* **TO DO**
All entries are to be quoted exactly; the images stay out of the copy.

>> START RECORD EXCERPTS

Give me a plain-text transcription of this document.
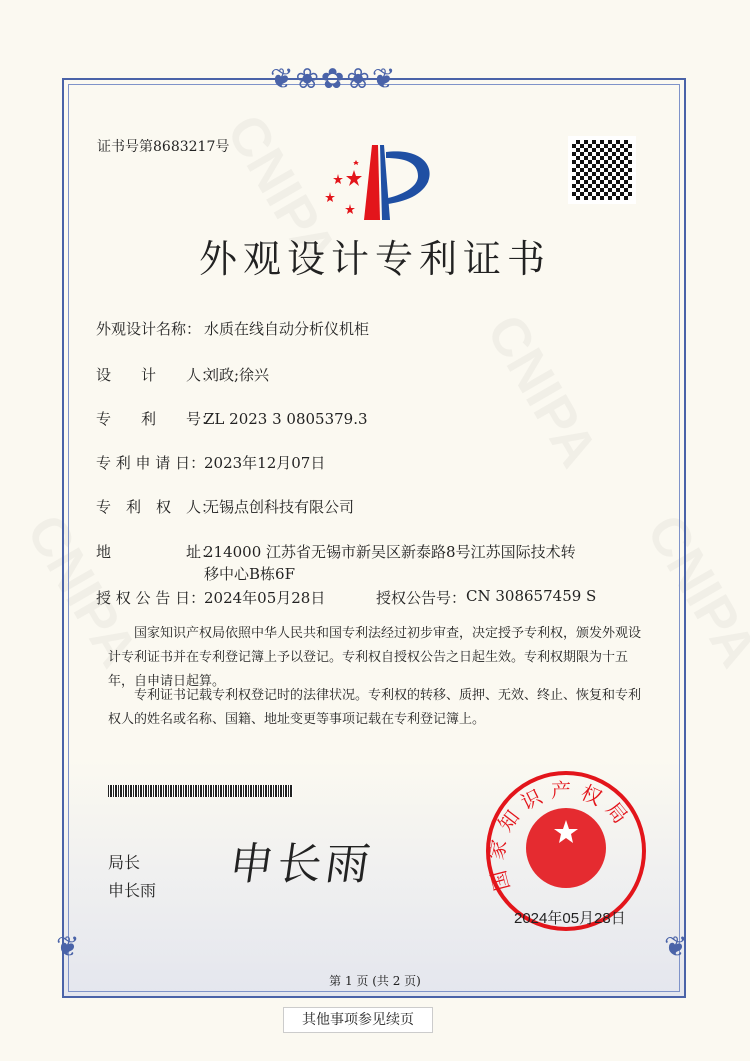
❦❀✿❀❦
❦	❦
证书号第8683217号
外观设计专利证书
外观设计名称： 水质在线自动分析仪机柜
设　　计　　人：
刘政;徐兴
专　　利　　号：
ZL 2023 3 0805379.3
专 利 申 请 日：
2023年12月07日
专　利　权　人：
无锡点创科技有限公司
地　　　　　址：
214000 江苏省无锡市新吴区新泰路8号江苏国际技术转移中心B栋6F
授 权 公 告 日：
2024年05月28日	授权公告号： CN 308657459 S
国家知识产权局依照中华人民共和国专利法经过初步审查，决定授予专利权，颁发外观设计专利证书并在专利登记簿上予以登记。专利权自授权公告之日起生效。专利权期限为十五年，自申请日起算。
专利证书记载专利权登记时的法律状况。专利权的转移、质押、无效、终止、恢复和专利权人的姓名或名称、国籍、地址变更等事项记载在专利登记簿上。
局长
申长雨
申长雨	国家知识产权局
2024年05月28日
第 1 页 (共 2 页)
其他事项参见续页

>> END RECORD EXCERPTS

* **SOLUTION**
Give me a plain-text transcription of this document.
❦❀✿❀❦
❦	❦
证书号第8683217号
外观设计专利证书
外观设计名称： 水质在线自动分析仪机柜
设　　计　　人：
刘政;徐兴
专　　利　　号：
ZL 2023 3 0805379.3
专 利 申 请 日：
2023年12月07日
专　利　权　人：
无锡点创科技有限公司
地　　　　　址：
214000 江苏省无锡市新吴区新泰路8号江苏国际技术转移中心B栋6F
授 权 公 告 日：
2024年05月28日	授权公告号： CN 308657459 S
国家知识产权局依照中华人民共和国专利法经过初步审查，决定授予专利权，颁发外观设计专利证书并在专利登记簿上予以登记。专利权自授权公告之日起生效。专利权期限为十五年，自申请日起算。
专利证书记载专利权登记时的法律状况。专利权的转移、质押、无效、终止、恢复和专利权人的姓名或名称、国籍、地址变更等事项记载在专利登记簿上。
局长
申长雨
申长雨	国家知识产权局
2024年05月28日
第 1 页 (共 2 页)
其他事项参见续页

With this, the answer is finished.